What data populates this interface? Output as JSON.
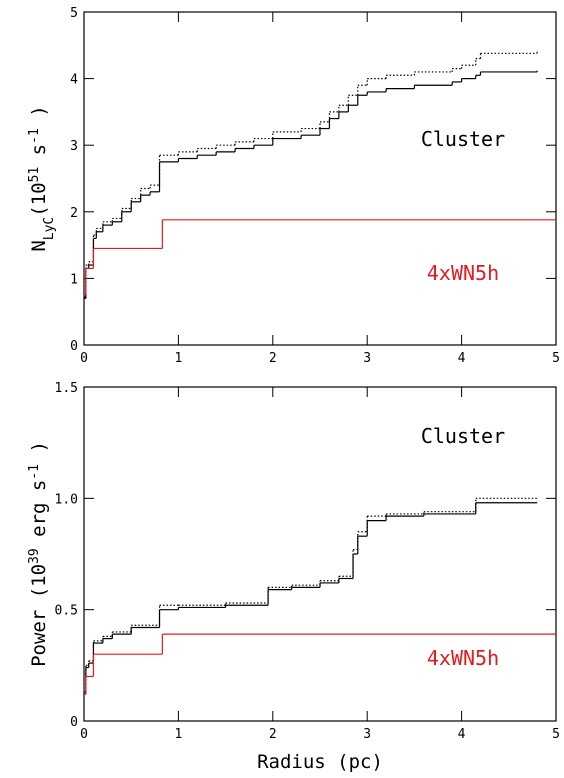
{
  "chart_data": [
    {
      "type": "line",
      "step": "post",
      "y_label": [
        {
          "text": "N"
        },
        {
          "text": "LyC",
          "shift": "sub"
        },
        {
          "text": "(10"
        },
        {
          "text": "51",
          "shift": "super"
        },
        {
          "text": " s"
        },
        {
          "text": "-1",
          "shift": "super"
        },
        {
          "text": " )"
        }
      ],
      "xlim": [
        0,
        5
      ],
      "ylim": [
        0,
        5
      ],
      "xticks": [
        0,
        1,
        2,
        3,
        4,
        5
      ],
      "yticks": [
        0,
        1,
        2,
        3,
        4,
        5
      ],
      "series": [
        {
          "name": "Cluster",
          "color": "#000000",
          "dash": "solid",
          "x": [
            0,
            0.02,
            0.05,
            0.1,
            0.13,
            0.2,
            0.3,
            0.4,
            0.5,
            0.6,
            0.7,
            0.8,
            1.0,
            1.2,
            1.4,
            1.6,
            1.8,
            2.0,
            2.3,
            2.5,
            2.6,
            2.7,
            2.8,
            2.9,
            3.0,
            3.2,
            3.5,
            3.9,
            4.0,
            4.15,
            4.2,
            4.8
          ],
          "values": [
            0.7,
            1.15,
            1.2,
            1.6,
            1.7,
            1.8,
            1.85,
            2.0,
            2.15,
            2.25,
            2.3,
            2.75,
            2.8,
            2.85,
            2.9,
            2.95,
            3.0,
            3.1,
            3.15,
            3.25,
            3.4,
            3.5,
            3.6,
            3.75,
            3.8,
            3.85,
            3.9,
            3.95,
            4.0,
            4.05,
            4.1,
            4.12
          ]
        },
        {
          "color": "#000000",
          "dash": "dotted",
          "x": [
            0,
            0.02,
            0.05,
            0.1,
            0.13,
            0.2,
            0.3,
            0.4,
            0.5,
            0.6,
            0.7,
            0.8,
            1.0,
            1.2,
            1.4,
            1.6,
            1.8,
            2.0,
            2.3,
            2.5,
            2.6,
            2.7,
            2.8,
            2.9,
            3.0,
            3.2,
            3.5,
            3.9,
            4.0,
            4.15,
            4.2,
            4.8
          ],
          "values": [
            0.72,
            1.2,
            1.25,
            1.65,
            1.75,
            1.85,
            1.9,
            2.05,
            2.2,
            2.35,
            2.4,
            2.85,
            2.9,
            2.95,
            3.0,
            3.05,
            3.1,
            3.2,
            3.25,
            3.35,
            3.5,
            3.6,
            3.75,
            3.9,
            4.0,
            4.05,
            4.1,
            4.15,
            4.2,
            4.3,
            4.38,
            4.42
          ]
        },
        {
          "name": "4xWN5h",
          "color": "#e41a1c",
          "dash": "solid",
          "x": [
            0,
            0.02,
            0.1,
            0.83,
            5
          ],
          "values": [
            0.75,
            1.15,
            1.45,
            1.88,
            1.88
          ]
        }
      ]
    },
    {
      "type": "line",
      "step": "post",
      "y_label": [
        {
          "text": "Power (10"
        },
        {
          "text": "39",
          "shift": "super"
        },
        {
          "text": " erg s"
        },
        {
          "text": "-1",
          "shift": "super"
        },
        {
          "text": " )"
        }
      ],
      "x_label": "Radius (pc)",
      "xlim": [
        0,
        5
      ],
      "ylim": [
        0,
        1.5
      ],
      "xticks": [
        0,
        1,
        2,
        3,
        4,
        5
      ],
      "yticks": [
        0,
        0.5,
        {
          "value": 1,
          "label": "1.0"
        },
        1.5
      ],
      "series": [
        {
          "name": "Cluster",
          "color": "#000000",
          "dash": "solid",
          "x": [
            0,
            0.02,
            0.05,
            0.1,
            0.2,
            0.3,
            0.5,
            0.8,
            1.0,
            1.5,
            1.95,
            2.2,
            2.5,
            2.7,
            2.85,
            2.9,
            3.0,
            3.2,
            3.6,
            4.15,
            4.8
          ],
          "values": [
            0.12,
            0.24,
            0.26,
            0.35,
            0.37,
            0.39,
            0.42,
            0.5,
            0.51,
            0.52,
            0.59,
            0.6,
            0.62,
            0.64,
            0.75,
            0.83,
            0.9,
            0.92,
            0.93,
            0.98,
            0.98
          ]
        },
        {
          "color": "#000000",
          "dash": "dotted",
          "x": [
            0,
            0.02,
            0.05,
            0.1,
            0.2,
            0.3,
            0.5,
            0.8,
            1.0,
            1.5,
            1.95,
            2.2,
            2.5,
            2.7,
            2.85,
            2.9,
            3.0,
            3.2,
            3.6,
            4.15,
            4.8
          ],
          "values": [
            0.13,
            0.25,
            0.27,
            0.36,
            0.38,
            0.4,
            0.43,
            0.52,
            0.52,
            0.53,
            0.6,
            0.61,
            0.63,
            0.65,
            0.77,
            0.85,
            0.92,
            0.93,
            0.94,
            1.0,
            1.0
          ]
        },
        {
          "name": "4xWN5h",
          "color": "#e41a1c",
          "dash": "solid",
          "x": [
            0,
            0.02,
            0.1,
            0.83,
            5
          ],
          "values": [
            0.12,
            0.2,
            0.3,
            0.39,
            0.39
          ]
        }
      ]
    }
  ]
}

──────────

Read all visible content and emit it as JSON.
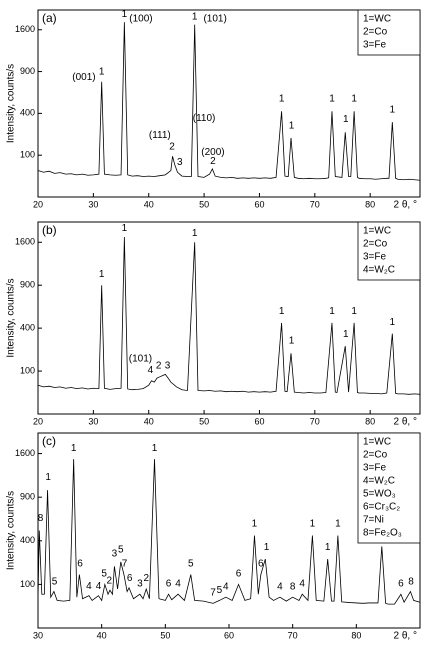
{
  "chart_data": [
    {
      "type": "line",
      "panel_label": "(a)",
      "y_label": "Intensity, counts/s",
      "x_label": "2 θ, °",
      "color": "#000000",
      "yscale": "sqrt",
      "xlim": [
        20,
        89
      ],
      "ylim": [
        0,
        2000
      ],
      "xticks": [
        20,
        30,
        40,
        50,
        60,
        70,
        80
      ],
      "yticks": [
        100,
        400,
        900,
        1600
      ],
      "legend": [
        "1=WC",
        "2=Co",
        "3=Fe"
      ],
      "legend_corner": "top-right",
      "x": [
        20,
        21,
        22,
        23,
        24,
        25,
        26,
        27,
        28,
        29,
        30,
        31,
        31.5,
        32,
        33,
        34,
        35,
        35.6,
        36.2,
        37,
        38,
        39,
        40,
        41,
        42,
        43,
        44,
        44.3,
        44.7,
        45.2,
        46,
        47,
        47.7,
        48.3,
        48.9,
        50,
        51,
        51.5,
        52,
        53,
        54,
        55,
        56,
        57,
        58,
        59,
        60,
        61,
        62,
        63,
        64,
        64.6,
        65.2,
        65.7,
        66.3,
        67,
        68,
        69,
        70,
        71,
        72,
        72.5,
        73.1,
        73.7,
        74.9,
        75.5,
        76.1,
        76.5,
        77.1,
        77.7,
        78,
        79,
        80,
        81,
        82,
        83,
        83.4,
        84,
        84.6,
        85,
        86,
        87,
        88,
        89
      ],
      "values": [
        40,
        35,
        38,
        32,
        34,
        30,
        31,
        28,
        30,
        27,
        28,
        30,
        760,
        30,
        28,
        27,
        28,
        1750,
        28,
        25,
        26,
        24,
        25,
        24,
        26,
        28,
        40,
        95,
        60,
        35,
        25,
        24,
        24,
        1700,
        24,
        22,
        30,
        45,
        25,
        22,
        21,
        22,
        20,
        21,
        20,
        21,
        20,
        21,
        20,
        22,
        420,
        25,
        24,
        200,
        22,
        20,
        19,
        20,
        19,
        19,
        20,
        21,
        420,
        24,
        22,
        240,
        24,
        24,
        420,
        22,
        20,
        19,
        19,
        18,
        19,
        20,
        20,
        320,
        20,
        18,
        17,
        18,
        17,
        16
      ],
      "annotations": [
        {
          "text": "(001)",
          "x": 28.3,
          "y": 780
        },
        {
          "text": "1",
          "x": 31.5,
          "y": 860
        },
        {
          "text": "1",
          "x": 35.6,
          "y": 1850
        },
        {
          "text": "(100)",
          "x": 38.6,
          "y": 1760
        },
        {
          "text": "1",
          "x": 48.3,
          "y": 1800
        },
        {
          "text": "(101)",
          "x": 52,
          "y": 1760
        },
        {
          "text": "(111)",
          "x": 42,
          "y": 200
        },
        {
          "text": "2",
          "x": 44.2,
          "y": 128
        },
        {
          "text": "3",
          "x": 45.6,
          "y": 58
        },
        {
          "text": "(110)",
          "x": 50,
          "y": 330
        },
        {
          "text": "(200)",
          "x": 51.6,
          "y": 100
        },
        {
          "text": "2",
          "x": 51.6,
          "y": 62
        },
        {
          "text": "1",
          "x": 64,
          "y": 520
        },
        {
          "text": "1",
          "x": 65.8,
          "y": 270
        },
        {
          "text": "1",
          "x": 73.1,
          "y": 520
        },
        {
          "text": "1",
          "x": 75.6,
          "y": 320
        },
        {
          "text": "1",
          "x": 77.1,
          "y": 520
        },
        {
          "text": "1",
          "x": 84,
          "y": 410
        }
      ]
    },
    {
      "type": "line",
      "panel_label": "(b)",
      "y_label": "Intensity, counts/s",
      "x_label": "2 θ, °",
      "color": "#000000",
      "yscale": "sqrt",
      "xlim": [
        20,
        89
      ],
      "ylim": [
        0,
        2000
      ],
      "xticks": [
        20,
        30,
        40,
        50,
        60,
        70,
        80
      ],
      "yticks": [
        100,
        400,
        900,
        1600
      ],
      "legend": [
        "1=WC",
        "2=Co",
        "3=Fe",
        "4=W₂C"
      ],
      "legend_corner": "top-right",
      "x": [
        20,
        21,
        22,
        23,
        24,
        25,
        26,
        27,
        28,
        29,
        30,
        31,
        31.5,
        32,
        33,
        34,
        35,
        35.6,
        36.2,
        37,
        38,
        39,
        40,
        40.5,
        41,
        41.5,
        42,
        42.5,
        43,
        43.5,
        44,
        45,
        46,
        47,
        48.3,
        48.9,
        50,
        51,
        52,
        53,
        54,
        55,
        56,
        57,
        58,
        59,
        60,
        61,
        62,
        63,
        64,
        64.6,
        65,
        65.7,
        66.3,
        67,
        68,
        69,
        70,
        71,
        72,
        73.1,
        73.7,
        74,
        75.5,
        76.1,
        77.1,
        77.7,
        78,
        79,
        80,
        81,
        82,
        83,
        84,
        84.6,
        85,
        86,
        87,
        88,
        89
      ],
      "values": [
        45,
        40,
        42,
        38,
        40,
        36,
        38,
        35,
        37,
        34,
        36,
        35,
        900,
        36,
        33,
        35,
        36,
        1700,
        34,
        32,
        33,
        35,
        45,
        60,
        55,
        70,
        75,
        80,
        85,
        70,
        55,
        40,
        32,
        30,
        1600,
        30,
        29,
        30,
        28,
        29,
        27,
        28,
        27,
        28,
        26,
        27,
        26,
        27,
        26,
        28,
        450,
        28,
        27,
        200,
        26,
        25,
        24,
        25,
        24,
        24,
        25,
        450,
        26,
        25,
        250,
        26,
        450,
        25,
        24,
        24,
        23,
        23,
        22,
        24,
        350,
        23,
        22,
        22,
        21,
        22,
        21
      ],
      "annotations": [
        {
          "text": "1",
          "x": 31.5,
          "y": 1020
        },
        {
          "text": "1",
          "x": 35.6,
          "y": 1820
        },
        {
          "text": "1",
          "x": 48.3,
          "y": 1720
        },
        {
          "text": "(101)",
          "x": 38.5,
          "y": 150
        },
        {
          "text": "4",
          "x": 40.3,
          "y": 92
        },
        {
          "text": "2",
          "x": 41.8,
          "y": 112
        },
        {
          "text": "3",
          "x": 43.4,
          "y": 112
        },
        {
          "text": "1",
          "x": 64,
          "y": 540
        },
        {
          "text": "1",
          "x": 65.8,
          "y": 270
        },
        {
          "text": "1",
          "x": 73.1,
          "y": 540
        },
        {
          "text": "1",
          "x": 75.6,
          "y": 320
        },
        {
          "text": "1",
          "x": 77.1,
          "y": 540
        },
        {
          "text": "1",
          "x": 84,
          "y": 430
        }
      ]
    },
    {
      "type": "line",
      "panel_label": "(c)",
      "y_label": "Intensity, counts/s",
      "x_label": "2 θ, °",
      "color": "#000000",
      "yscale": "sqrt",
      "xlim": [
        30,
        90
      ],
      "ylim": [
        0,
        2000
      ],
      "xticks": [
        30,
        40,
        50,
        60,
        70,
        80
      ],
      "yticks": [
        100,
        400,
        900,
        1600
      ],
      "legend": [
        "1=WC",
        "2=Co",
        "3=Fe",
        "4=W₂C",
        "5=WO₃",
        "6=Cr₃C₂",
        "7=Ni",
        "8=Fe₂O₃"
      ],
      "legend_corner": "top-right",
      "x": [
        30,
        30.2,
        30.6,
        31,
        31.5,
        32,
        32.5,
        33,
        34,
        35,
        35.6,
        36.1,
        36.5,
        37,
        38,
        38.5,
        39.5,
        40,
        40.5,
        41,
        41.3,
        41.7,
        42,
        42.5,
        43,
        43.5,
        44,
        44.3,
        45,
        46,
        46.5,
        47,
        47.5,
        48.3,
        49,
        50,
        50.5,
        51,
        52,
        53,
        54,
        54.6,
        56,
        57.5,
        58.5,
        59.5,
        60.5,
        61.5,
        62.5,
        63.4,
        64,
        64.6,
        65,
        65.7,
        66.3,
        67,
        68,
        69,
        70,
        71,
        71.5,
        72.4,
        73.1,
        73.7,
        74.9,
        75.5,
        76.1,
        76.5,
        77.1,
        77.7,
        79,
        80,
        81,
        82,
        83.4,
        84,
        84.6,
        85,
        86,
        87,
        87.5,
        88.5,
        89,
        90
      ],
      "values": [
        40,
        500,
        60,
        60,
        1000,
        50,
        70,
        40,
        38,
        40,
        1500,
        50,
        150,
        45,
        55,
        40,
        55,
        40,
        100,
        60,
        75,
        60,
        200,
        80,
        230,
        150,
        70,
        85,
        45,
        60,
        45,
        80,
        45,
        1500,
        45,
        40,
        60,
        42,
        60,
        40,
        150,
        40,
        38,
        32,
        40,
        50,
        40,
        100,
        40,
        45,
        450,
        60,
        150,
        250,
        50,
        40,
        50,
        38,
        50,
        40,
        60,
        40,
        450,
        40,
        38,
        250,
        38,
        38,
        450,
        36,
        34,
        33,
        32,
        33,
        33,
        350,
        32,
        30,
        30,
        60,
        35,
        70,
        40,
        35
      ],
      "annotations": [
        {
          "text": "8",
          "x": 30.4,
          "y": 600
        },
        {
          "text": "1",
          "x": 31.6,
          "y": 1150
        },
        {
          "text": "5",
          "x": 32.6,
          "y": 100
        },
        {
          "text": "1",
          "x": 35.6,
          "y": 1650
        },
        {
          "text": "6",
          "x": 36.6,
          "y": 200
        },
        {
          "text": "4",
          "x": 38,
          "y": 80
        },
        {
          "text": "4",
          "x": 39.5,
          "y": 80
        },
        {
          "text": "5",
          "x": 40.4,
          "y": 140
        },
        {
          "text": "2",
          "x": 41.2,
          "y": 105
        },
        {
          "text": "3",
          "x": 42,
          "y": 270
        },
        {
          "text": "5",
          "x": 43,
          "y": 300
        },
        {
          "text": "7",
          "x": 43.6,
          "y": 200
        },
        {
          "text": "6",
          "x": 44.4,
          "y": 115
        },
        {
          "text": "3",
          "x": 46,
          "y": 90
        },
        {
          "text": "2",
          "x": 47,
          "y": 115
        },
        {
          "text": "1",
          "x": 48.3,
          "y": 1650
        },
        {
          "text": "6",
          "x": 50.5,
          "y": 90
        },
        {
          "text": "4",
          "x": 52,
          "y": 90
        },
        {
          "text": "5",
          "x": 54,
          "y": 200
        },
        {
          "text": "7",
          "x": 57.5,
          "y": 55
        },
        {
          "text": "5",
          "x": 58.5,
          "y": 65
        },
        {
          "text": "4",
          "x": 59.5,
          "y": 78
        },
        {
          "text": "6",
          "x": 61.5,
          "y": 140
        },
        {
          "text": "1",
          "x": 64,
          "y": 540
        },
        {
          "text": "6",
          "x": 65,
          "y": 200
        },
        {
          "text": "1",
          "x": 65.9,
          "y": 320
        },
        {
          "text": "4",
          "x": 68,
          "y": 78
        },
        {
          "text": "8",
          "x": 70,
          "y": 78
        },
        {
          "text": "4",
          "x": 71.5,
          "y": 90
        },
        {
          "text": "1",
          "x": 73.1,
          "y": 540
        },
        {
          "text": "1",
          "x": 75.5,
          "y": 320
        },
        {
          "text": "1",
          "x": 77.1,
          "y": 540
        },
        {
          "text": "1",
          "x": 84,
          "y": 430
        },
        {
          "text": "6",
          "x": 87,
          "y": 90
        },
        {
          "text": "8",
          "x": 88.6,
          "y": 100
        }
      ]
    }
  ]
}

──────────

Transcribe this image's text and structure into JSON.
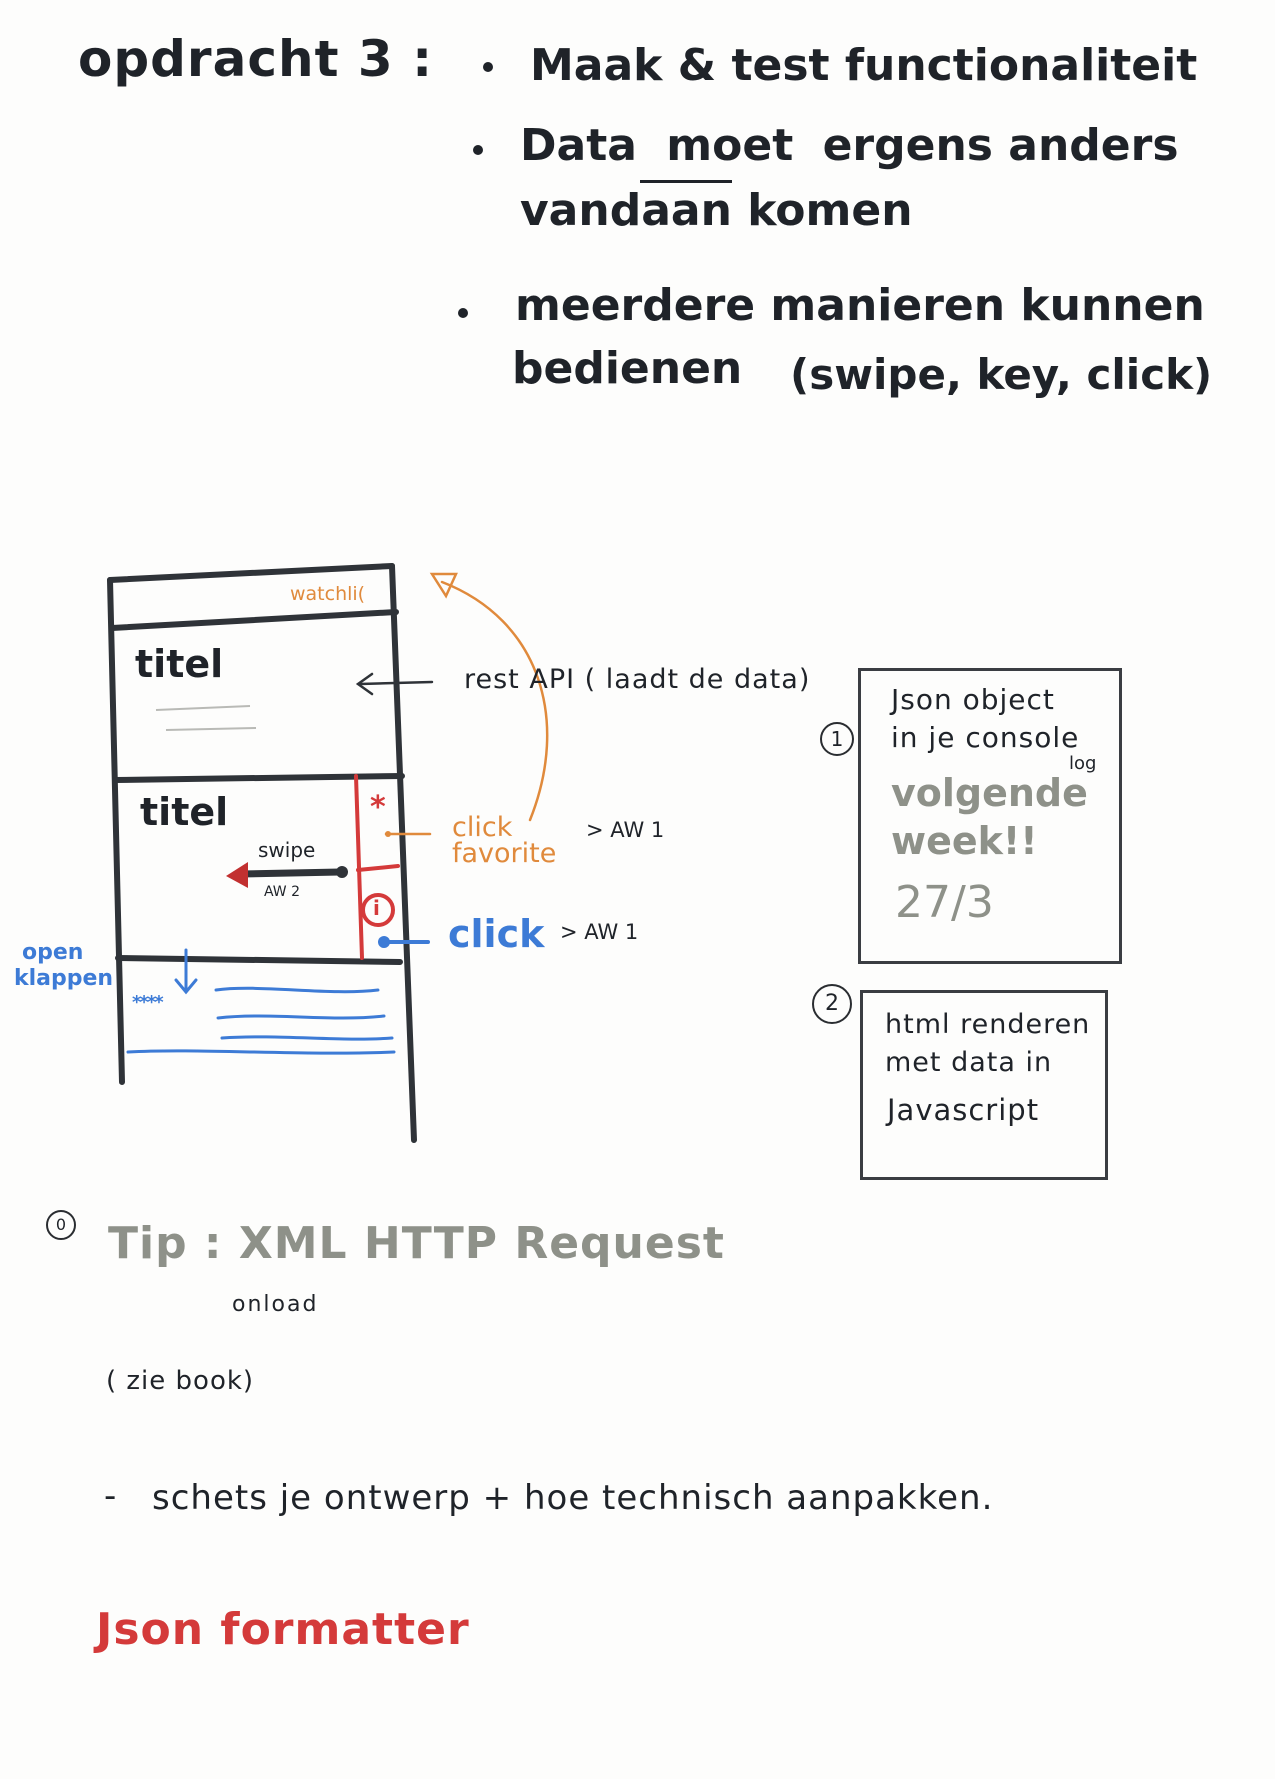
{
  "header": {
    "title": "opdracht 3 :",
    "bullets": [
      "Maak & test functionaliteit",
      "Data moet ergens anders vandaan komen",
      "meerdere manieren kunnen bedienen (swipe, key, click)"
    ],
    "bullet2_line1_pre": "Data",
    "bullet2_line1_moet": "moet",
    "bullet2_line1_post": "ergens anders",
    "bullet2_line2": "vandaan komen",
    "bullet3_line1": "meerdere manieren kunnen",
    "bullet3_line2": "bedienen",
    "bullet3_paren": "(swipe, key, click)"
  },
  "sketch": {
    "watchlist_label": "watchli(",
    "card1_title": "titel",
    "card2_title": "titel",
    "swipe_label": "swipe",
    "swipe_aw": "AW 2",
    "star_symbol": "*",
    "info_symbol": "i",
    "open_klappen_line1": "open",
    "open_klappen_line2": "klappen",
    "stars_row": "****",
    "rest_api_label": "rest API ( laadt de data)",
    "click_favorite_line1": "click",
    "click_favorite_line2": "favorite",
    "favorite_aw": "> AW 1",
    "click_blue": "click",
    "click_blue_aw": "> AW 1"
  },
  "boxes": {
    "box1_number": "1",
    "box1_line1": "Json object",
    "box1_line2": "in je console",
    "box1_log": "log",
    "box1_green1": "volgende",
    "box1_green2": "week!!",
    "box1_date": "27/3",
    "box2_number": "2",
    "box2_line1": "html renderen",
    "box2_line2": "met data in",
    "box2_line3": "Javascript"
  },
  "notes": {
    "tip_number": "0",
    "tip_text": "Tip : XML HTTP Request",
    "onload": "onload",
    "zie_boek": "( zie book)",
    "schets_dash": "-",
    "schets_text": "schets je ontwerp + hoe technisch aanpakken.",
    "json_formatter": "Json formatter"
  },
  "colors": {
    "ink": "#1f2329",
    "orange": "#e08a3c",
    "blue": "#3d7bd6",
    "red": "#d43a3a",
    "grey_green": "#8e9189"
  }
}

──────────

§ Written request
From the records given above, copy all lines containing "meerdere".

§ Full response
      "meerdere manieren kunnen bedienen (swipe, key, click)"
    "bullet3_line1": "meerdere manieren kunnen",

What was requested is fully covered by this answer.